TASK STATEMENT: Report the count of lines holding "Подпрограмма" in the records, with no other words.

Saved data entries:
* * * *

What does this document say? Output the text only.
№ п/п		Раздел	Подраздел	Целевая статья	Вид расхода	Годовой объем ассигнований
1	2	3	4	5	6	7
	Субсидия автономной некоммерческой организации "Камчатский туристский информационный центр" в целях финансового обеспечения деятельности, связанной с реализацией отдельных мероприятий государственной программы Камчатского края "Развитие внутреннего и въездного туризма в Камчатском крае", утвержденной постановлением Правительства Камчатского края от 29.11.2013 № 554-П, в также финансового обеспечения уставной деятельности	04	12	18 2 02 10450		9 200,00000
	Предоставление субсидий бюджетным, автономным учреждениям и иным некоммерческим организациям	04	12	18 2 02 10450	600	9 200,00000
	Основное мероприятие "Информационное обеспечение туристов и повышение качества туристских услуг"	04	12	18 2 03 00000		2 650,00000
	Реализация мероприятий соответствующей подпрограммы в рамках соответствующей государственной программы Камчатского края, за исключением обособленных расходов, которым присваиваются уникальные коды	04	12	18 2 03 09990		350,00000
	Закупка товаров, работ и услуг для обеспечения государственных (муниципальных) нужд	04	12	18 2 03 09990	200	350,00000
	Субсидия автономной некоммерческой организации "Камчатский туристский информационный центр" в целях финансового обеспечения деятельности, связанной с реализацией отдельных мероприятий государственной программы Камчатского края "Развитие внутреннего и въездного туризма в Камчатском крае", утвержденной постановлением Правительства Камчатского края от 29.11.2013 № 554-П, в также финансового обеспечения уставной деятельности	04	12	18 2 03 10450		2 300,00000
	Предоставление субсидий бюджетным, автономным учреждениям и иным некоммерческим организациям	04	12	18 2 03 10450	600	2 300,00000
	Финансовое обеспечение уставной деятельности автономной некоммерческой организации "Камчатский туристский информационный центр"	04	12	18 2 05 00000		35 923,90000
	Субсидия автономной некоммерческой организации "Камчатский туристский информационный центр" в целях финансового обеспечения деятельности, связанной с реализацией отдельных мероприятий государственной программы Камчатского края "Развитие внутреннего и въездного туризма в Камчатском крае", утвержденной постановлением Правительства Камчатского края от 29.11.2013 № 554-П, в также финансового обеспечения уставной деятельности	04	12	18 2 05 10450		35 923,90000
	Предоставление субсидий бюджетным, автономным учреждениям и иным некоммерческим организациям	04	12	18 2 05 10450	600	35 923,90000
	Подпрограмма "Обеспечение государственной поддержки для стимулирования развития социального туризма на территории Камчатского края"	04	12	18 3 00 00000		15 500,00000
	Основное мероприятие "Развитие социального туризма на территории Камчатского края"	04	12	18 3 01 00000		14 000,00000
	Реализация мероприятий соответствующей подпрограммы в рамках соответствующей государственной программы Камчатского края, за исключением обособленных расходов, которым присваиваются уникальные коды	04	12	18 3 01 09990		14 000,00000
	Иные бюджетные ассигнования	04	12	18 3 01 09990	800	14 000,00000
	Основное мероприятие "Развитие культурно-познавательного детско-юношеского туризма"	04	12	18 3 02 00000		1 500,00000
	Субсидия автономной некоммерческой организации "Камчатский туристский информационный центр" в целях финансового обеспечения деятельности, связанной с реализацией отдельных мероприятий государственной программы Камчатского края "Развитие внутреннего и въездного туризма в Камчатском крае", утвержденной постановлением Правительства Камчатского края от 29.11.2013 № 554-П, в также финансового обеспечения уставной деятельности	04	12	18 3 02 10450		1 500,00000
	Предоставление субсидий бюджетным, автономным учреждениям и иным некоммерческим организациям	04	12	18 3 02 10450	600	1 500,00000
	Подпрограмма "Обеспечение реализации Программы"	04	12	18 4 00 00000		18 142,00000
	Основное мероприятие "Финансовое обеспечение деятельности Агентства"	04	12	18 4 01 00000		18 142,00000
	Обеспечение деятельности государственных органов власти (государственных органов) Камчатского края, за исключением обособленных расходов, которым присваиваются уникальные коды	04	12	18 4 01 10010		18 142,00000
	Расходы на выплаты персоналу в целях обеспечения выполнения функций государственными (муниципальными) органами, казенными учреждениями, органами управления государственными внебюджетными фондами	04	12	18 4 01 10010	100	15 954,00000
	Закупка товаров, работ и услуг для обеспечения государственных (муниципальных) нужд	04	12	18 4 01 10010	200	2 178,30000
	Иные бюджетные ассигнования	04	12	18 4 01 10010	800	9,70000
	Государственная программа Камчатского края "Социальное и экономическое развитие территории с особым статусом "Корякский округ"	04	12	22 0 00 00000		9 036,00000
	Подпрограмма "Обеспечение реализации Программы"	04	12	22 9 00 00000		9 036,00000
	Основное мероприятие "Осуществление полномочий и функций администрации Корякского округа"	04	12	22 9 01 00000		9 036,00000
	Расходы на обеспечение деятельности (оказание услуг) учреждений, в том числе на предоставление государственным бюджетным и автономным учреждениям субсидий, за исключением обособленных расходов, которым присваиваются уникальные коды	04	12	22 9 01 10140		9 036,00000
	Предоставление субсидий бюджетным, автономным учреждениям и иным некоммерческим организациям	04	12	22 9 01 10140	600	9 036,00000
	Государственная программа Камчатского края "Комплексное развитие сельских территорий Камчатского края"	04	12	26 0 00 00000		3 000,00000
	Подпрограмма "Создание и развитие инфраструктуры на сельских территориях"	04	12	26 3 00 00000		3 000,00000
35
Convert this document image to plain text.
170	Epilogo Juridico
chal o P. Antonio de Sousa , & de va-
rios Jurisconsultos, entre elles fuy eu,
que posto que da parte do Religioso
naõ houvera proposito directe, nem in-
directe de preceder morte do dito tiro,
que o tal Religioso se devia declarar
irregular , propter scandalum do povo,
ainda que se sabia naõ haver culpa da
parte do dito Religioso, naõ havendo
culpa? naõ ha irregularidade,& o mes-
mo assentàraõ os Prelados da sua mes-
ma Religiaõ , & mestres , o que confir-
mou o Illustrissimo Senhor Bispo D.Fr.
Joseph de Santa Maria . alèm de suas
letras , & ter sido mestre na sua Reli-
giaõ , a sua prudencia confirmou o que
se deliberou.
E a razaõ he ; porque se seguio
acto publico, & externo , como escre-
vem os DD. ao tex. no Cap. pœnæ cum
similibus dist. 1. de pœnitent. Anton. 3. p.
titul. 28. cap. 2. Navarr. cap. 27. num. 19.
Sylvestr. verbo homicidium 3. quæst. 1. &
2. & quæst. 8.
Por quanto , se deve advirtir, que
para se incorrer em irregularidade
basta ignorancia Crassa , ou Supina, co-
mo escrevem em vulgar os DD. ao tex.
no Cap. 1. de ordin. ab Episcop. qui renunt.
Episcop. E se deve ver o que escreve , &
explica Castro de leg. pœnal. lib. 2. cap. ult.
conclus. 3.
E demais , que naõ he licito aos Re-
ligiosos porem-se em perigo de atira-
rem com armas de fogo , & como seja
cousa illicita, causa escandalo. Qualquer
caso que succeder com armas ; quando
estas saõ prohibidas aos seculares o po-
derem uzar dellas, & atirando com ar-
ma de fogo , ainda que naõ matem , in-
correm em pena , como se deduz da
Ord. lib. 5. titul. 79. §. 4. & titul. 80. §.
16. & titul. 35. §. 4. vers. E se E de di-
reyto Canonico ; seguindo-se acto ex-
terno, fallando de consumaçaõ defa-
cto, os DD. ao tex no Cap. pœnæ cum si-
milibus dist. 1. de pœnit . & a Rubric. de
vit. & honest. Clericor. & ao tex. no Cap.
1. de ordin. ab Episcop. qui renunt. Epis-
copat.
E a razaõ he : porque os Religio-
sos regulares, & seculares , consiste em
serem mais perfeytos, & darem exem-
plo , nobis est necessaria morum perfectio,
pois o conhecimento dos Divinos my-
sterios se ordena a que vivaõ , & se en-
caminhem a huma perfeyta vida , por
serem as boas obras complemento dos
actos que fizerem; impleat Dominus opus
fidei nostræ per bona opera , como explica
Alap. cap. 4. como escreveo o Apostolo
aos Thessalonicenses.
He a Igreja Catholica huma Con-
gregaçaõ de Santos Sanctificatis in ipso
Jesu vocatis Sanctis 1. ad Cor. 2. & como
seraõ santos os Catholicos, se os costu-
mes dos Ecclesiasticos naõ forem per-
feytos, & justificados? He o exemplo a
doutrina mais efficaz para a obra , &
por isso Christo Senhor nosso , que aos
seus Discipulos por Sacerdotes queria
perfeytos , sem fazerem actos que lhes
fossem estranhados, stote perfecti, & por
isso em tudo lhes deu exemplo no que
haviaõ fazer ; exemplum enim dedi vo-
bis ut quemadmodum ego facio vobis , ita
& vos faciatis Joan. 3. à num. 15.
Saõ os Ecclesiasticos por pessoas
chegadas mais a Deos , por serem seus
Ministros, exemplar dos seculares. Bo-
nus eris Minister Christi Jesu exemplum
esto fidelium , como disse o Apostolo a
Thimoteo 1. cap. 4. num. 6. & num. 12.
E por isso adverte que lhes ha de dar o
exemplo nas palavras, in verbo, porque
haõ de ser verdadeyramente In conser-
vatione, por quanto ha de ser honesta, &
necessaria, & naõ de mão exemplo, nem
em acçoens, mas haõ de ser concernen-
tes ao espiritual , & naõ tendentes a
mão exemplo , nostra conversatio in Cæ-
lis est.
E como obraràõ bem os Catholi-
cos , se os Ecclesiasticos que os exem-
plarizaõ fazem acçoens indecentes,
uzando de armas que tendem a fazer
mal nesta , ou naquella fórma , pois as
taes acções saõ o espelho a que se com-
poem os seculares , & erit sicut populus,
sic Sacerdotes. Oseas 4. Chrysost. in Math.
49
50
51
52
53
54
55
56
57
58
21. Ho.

* * * *

PROBLEM SOLUTION: 4